Wherever the string "link" occurs in a line of these records, report that line.

> **ENTRIES**
----

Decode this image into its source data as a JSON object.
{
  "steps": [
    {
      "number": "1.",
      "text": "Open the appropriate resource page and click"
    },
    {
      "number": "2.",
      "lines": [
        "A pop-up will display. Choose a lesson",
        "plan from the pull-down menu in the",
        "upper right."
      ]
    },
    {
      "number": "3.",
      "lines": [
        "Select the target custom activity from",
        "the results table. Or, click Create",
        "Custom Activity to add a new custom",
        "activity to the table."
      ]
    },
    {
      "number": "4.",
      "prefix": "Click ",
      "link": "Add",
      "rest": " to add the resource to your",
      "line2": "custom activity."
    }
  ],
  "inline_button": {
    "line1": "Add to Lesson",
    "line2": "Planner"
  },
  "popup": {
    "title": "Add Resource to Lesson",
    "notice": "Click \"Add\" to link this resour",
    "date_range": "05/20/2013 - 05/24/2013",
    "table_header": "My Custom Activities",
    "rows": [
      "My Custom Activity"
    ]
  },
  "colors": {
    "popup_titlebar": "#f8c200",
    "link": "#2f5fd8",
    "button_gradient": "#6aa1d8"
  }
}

----

> **RESULT**
      "link": "Add",
    "notice": "Click \"Add\" to link this resour",
    "link": "#2f5fd8",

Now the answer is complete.